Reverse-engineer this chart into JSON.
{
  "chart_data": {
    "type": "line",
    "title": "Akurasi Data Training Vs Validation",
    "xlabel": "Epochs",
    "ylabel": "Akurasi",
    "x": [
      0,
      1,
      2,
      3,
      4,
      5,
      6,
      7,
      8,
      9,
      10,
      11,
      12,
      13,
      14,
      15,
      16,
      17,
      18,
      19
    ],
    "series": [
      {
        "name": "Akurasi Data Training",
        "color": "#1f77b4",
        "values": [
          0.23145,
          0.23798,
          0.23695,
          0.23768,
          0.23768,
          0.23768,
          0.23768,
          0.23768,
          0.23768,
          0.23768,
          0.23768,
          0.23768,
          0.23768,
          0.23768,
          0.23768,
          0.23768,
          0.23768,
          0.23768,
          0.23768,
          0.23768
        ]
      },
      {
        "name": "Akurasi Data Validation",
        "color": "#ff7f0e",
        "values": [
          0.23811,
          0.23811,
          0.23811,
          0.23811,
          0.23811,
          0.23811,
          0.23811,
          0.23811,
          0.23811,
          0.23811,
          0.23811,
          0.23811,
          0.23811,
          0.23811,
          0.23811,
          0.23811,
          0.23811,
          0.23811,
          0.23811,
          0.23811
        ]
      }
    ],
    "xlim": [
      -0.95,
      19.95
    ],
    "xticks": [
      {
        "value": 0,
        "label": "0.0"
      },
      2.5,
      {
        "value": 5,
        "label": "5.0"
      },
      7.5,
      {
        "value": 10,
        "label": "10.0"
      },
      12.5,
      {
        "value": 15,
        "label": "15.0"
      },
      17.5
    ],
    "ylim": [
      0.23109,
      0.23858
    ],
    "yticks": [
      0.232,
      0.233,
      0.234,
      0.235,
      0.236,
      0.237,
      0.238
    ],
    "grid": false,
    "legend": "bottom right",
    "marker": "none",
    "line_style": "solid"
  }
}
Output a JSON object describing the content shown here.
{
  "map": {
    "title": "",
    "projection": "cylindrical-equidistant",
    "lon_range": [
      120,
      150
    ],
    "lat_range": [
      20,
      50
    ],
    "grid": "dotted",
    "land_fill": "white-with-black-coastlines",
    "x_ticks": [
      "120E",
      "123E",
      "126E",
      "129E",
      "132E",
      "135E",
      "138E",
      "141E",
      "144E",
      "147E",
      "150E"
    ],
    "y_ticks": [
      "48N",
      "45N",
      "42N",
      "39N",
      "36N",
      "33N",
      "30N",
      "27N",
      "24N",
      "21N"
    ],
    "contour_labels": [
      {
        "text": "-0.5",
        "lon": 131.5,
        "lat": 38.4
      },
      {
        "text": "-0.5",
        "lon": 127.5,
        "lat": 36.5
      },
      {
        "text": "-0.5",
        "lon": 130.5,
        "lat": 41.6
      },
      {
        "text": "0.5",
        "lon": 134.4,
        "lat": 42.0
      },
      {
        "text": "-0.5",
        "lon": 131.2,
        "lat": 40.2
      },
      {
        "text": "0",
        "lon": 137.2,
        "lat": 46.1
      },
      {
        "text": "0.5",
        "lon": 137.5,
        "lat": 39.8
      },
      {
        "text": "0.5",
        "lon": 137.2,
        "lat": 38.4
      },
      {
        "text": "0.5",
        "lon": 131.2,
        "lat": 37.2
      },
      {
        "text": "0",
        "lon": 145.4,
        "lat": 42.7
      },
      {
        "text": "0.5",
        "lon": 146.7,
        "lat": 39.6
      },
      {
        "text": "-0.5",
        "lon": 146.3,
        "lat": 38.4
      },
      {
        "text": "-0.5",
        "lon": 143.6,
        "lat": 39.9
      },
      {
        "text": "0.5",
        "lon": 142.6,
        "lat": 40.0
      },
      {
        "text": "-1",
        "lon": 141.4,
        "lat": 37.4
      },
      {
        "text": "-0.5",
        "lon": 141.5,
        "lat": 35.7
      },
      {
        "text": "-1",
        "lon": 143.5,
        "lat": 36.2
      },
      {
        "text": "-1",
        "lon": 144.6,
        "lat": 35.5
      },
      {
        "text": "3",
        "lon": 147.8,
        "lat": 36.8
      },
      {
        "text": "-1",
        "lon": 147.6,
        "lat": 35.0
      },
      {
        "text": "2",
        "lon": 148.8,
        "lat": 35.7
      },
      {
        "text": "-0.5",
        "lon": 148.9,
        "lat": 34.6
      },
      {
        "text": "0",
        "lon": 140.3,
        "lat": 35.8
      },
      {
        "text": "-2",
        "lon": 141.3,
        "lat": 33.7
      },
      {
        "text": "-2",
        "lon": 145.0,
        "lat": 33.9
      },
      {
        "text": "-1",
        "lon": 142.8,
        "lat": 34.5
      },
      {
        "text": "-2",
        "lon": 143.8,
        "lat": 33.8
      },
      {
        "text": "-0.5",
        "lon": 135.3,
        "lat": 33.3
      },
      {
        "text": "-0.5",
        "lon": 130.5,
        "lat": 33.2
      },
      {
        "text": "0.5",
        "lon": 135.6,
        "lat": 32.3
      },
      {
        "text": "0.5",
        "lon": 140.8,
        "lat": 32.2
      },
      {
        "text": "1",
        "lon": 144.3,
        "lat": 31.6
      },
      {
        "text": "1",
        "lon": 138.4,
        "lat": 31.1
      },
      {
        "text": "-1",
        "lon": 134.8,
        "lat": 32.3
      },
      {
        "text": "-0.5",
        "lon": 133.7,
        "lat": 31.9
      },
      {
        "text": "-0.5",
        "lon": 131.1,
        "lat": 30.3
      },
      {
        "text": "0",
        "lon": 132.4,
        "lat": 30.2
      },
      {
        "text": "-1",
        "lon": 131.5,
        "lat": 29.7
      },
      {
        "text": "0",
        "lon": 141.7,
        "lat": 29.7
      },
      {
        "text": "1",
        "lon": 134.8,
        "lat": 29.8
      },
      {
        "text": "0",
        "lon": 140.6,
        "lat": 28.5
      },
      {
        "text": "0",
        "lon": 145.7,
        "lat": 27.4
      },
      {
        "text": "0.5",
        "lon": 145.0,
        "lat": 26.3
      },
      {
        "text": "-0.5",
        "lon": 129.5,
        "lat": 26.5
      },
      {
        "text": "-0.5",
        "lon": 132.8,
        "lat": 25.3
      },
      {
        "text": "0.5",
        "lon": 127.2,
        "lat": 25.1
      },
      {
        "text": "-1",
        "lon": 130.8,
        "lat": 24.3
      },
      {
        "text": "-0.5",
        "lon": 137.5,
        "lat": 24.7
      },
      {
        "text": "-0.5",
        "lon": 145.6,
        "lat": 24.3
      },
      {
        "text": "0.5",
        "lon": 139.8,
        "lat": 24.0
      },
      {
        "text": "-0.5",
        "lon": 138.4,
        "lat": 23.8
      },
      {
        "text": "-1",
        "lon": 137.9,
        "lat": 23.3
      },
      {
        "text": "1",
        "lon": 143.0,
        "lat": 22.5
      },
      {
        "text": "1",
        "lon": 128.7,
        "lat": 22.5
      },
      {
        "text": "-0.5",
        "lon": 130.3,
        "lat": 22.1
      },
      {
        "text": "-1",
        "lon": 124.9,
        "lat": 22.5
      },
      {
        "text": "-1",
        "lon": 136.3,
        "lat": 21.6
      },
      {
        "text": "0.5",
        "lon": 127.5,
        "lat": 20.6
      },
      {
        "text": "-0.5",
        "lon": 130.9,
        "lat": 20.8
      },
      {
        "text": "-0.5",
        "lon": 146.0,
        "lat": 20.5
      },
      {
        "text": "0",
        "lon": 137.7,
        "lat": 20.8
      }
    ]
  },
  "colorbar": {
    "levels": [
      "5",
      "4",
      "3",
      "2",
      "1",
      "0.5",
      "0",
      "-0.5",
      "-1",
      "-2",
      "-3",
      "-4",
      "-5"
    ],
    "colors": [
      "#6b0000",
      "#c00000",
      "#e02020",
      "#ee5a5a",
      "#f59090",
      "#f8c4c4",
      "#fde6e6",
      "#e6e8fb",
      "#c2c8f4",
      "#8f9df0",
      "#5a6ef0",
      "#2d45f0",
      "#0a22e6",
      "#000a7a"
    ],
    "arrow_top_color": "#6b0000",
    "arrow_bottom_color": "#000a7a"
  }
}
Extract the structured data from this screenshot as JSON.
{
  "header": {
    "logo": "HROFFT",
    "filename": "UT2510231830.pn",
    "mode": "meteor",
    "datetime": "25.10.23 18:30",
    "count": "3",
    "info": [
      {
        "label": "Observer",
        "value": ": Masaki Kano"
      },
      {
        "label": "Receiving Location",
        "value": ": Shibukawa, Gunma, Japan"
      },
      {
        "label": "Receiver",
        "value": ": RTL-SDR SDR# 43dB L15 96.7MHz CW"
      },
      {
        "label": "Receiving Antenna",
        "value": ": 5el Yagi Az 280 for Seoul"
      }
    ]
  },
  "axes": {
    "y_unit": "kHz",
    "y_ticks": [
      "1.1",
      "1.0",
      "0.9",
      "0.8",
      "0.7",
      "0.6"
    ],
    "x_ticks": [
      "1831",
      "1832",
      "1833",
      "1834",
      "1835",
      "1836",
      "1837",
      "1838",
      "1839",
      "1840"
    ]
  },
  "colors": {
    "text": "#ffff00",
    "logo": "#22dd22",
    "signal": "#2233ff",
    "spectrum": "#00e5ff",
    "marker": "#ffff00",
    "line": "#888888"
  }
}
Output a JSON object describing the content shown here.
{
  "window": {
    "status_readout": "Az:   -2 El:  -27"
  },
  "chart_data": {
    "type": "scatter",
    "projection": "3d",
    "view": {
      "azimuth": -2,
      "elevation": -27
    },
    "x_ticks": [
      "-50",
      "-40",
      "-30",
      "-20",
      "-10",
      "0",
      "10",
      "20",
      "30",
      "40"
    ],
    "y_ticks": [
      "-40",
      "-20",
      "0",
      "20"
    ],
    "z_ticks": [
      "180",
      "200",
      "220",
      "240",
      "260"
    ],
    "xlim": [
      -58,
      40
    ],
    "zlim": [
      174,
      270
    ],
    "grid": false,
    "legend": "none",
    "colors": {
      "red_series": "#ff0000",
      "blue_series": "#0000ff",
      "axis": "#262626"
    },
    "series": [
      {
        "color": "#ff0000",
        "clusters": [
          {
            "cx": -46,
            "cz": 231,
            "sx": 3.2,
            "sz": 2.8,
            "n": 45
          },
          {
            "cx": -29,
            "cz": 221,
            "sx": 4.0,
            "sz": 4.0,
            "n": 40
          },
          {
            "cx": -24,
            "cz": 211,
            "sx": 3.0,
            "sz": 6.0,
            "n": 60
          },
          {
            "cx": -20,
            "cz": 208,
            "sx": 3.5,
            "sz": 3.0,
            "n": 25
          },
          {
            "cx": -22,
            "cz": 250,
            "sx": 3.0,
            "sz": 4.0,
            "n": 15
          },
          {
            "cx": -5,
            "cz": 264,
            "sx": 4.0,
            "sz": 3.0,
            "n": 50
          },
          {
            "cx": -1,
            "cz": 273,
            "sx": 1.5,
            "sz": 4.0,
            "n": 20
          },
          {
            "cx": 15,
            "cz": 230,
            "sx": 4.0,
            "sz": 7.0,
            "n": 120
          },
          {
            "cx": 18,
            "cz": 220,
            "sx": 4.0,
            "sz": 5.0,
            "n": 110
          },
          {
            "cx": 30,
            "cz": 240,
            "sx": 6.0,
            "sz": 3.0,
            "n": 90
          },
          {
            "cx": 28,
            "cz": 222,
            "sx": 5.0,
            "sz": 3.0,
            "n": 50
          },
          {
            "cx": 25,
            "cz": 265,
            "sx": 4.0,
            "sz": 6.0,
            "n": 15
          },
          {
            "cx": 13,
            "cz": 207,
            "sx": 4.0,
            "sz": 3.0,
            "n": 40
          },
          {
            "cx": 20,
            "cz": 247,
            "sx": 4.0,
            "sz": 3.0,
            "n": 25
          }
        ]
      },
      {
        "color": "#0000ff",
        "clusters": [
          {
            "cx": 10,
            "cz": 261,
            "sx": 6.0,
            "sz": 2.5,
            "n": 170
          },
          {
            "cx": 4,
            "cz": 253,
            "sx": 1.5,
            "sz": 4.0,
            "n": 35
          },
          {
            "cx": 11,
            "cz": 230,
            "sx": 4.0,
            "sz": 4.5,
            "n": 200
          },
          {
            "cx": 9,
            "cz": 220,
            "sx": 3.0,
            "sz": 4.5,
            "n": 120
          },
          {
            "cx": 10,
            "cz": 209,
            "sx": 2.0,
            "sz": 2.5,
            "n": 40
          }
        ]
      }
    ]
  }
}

# WHAT IS EXPECTED:
Scan the material above for the word "Akurasi". Copy each line where it occurs.

# CORRECT RESULT:
    "title": "Akurasi Data Training Vs Validation",
    "ylabel": "Akurasi",
        "name": "Akurasi Data Training",
        "name": "Akurasi Data Validation",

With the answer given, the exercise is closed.